**Directive**
Repeat the entire listing exactly as written.

# Excerpted records start

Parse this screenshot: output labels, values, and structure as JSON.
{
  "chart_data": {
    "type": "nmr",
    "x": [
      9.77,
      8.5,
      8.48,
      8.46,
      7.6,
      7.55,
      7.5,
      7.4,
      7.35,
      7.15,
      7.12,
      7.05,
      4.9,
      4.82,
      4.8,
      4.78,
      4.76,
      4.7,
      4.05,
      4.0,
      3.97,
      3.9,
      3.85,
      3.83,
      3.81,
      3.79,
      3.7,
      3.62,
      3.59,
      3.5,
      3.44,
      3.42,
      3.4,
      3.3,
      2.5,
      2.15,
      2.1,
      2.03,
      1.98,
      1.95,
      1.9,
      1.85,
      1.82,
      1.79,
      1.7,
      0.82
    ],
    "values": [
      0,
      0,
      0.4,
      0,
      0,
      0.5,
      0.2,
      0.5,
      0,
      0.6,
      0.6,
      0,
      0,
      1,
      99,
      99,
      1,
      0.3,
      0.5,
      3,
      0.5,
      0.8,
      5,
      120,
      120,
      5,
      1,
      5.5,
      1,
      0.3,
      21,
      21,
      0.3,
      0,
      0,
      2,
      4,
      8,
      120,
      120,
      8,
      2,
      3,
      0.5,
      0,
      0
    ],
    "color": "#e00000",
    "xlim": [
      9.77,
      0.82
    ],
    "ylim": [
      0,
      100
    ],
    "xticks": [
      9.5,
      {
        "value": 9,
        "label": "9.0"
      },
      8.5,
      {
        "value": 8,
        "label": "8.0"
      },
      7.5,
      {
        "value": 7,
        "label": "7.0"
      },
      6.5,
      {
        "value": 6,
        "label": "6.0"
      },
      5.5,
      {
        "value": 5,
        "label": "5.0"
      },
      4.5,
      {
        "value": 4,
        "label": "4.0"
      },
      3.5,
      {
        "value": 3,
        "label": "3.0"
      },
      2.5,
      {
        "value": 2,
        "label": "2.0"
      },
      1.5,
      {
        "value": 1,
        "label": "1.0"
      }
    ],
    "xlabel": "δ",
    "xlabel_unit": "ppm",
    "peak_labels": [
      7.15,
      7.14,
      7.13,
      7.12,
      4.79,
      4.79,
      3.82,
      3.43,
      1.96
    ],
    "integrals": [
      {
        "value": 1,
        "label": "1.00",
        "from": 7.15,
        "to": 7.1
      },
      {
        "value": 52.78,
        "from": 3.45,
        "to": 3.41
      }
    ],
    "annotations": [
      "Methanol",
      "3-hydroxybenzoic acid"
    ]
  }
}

# Excerpted records end

**Solution for this problem**
Parse this screenshot: output labels, values, and structure as JSON.
{
  "chart_data": {
    "type": "nmr",
    "x": [
      9.77,
      8.5,
      8.48,
      8.46,
      7.6,
      7.55,
      7.5,
      7.4,
      7.35,
      7.15,
      7.12,
      7.05,
      4.9,
      4.82,
      4.8,
      4.78,
      4.76,
      4.7,
      4.05,
      4.0,
      3.97,
      3.9,
      3.85,
      3.83,
      3.81,
      3.79,
      3.7,
      3.62,
      3.59,
      3.5,
      3.44,
      3.42,
      3.4,
      3.3,
      2.5,
      2.15,
      2.1,
      2.03,
      1.98,
      1.95,
      1.9,
      1.85,
      1.82,
      1.79,
      1.7,
      0.82
    ],
    "values": [
      0,
      0,
      0.4,
      0,
      0,
      0.5,
      0.2,
      0.5,
      0,
      0.6,
      0.6,
      0,
      0,
      1,
      99,
      99,
      1,
      0.3,
      0.5,
      3,
      0.5,
      0.8,
      5,
      120,
      120,
      5,
      1,
      5.5,
      1,
      0.3,
      21,
      21,
      0.3,
      0,
      0,
      2,
      4,
      8,
      120,
      120,
      8,
      2,
      3,
      0.5,
      0,
      0
    ],
    "color": "#e00000",
    "xlim": [
      9.77,
      0.82
    ],
    "ylim": [
      0,
      100
    ],
    "xticks": [
      9.5,
      {
        "value": 9,
        "label": "9.0"
      },
      8.5,
      {
        "value": 8,
        "label": "8.0"
      },
      7.5,
      {
        "value": 7,
        "label": "7.0"
      },
      6.5,
      {
        "value": 6,
        "label": "6.0"
      },
      5.5,
      {
        "value": 5,
        "label": "5.0"
      },
      4.5,
      {
        "value": 4,
        "label": "4.0"
      },
      3.5,
      {
        "value": 3,
        "label": "3.0"
      },
      2.5,
      {
        "value": 2,
        "label": "2.0"
      },
      1.5,
      {
        "value": 1,
        "label": "1.0"
      }
    ],
    "xlabel": "δ",
    "xlabel_unit": "ppm",
    "peak_labels": [
      7.15,
      7.14,
      7.13,
      7.12,
      4.79,
      4.79,
      3.82,
      3.43,
      1.96
    ],
    "integrals": [
      {
        "value": 1,
        "label": "1.00",
        "from": 7.15,
        "to": 7.1
      },
      {
        "value": 52.78,
        "from": 3.45,
        "to": 3.41
      }
    ],
    "annotations": [
      "Methanol",
      "3-hydroxybenzoic acid"
    ]
  }
}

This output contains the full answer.